#### Aim of the exercise:
Change "detached houses" to "bungalows" in the part of the listing that opens with the line containing "Bar — [288, 393, 311, 396]" and closes with the line containing "Text: 29, RAWLINGS". Give only those lines, with nothing else altered.

- - -

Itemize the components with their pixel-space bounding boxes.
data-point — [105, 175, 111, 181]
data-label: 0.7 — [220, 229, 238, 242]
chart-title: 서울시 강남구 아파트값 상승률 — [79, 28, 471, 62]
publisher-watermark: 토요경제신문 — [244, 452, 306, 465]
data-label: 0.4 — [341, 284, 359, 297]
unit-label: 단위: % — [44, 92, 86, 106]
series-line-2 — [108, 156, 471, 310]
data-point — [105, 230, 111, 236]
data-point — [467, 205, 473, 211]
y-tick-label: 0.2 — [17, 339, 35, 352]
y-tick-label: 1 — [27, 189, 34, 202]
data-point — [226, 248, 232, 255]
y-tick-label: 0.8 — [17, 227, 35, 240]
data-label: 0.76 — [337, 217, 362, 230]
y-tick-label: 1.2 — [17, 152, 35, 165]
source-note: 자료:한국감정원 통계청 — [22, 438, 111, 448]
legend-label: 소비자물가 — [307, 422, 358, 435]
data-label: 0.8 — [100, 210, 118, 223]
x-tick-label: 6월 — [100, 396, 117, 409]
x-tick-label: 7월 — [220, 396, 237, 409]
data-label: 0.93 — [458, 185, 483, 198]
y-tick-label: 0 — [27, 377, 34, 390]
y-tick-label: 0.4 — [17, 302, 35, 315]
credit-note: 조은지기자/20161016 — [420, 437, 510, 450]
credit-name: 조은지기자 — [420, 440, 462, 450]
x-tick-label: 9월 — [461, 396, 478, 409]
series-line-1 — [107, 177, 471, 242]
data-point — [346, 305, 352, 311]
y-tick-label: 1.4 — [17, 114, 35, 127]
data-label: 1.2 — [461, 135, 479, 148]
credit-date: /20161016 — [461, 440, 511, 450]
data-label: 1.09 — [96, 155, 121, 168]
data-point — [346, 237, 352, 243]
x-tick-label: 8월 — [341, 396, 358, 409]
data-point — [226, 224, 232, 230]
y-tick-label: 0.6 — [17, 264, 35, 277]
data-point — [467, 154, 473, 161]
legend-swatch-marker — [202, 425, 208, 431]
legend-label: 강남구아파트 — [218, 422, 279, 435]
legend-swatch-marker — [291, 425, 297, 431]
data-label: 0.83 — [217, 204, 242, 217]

- - -

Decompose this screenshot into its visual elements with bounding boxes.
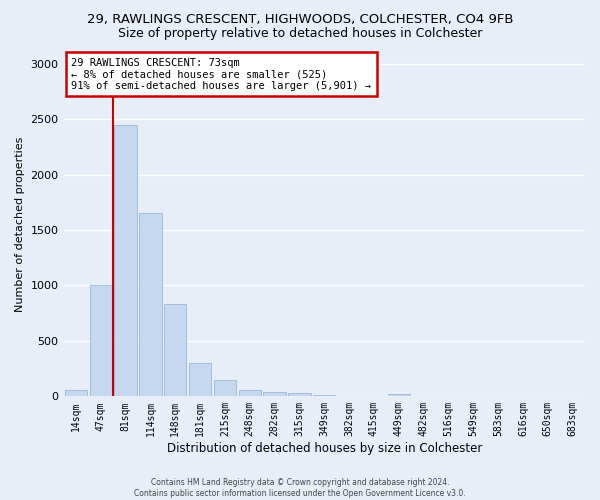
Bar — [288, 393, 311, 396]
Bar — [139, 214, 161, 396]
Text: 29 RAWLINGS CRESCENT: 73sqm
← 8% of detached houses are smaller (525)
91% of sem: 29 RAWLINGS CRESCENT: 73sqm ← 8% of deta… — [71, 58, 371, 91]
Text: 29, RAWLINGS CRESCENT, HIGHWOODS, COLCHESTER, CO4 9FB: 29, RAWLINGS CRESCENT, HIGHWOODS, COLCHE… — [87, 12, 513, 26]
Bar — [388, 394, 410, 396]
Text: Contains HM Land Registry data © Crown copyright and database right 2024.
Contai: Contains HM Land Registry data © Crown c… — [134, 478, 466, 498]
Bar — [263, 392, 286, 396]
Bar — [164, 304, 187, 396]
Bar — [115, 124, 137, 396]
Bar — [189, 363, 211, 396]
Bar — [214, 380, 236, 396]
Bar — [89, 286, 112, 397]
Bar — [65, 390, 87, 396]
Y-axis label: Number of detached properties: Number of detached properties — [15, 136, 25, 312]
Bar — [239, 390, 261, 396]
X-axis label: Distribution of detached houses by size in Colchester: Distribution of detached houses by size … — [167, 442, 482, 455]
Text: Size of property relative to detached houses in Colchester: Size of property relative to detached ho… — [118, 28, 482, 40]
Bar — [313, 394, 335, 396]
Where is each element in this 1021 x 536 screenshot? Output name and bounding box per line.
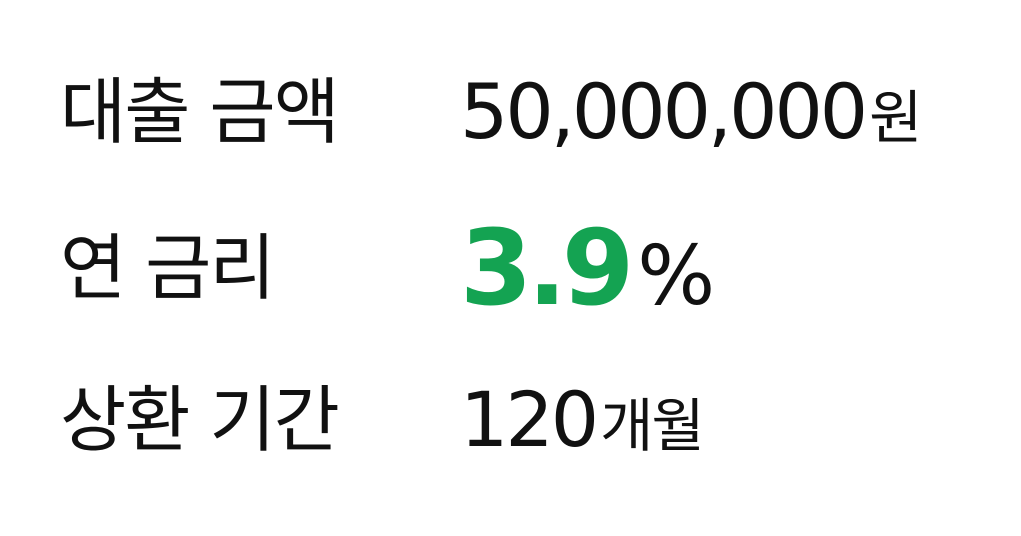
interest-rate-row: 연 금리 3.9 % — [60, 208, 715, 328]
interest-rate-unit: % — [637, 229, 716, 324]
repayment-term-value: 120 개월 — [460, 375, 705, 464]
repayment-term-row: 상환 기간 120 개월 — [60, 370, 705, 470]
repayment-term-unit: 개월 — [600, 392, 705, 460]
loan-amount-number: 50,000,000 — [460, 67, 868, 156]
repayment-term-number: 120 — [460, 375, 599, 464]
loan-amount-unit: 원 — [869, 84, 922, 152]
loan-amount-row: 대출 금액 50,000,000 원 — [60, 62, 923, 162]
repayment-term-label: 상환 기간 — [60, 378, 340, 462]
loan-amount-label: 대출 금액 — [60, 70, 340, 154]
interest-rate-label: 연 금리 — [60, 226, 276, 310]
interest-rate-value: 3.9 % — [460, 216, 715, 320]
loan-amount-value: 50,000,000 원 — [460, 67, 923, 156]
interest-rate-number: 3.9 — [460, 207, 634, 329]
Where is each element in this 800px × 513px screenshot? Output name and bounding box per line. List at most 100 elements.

- - -

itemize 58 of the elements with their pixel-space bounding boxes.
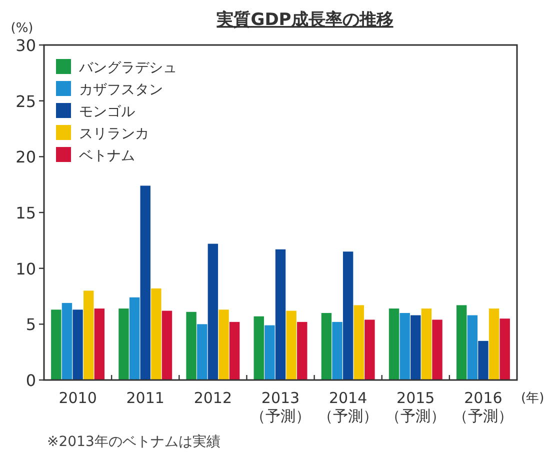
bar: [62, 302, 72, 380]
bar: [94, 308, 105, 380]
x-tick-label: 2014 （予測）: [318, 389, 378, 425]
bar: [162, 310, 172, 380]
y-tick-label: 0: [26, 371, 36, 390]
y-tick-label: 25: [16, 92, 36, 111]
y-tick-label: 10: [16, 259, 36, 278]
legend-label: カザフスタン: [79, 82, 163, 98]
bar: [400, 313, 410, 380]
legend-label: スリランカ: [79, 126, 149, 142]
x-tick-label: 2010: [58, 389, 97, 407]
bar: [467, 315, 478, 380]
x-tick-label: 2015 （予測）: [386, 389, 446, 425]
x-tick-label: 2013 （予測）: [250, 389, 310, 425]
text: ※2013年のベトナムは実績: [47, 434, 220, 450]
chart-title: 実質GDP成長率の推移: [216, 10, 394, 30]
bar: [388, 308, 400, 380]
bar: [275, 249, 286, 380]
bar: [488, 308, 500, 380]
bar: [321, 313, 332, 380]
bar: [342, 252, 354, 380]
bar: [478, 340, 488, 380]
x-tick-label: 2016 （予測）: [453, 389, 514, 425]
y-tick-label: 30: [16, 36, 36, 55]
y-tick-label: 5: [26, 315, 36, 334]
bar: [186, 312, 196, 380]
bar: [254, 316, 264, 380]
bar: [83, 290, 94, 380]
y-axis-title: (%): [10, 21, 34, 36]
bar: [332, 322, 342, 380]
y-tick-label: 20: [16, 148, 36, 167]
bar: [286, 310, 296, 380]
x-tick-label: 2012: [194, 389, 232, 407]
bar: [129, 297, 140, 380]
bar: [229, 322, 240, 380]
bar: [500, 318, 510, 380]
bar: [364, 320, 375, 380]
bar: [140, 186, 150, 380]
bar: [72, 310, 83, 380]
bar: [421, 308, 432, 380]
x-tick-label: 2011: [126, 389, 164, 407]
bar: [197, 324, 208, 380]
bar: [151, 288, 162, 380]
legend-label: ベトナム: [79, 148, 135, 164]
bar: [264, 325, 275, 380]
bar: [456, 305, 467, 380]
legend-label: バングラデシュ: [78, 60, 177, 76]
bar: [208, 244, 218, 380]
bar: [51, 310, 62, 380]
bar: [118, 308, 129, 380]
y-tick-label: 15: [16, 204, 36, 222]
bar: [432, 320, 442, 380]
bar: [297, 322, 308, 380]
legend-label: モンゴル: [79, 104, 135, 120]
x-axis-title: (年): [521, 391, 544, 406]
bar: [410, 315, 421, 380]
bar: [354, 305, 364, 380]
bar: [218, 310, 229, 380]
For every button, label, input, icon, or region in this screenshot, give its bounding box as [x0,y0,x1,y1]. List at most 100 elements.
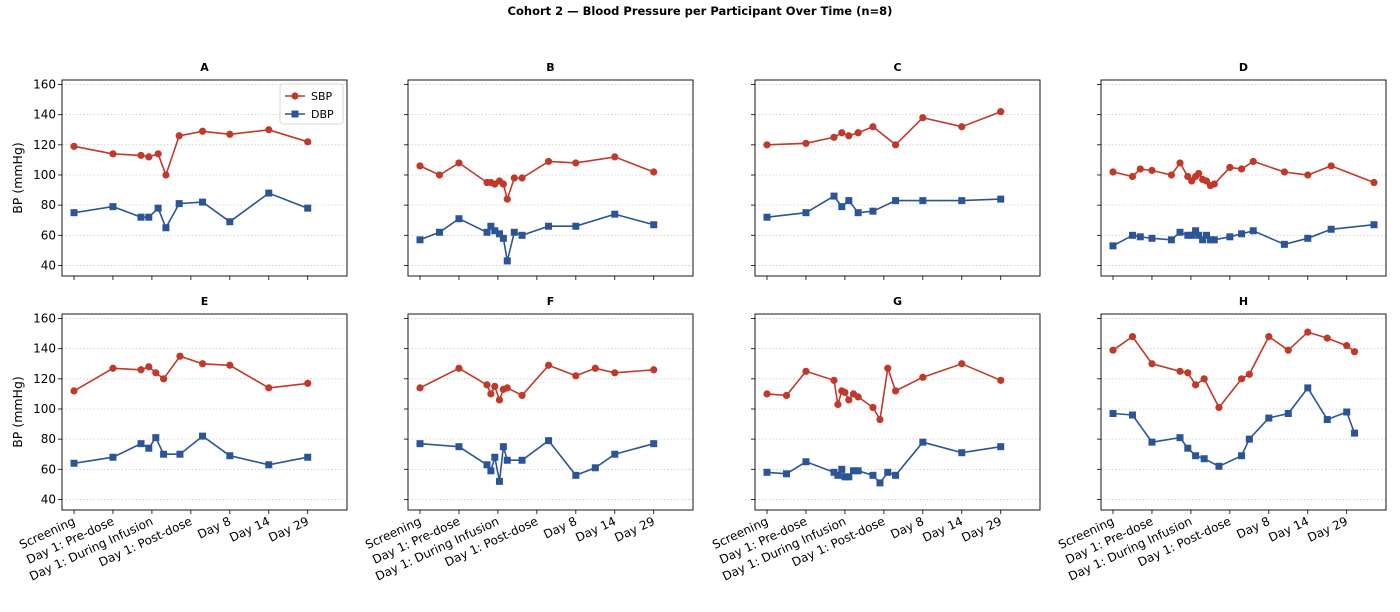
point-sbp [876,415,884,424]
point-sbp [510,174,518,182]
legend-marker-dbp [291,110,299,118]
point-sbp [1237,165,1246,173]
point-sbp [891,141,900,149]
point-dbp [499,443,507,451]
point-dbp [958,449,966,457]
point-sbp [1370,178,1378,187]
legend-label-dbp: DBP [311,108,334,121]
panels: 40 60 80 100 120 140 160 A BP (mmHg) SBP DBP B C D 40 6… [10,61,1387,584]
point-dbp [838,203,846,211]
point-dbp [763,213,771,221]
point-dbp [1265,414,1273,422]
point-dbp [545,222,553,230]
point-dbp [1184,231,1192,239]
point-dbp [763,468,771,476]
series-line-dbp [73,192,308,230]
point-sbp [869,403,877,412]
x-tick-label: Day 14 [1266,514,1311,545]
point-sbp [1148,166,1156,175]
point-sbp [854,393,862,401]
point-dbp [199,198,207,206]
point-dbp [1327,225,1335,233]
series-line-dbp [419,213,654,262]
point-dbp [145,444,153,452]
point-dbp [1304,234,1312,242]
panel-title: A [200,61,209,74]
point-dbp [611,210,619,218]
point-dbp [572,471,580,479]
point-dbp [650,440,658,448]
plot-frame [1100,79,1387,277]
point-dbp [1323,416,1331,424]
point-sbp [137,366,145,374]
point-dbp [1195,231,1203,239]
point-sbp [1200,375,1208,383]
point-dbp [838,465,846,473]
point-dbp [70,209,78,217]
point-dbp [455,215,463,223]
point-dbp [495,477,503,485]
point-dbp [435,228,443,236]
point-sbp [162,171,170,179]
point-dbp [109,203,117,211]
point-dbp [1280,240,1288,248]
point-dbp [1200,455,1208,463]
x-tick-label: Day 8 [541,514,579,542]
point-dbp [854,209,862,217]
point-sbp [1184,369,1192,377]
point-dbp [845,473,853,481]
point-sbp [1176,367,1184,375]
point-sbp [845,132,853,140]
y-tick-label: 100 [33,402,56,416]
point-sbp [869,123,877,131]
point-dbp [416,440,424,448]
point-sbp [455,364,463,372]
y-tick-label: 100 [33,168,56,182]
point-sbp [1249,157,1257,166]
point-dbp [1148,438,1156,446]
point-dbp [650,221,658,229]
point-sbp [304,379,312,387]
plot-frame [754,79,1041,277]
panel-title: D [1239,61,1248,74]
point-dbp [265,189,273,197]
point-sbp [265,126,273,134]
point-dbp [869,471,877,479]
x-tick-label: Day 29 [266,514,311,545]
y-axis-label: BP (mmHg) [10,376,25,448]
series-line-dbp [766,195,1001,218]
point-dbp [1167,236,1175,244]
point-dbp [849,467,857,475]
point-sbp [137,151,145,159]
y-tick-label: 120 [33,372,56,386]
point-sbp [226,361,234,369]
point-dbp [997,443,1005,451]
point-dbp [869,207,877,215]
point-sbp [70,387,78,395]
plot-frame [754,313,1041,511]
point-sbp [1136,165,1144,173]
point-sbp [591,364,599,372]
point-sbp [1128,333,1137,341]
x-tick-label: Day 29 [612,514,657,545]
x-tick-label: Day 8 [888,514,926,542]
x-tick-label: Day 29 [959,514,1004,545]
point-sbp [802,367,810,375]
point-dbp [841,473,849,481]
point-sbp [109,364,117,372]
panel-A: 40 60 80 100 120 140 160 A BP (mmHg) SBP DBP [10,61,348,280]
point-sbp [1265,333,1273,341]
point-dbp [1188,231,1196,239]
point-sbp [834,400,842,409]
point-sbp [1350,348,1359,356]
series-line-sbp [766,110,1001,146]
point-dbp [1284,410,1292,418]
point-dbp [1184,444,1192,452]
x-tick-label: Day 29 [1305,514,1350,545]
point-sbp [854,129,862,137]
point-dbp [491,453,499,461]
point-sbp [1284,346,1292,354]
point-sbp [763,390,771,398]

- - -

#### Answer to the problem:
Bar — [288, 393, 311, 396]
Bar — [139, 214, 161, 396]
Text: 29 RAWLINGS CRESCENT: 73sqm
← 8% of bungalows are smaller (525)
91% of sem: 29 RAWLINGS CRESCENT: 73sqm ← 8% of deta… — [71, 58, 371, 91]
Text: 29, RAWLINGS CRESCENT, HIGHWOODS, COLCHESTER, CO4 9FB: 29, RAWLINGS CRESCENT, HIGHWOODS, COLCHE… — [87, 12, 513, 26]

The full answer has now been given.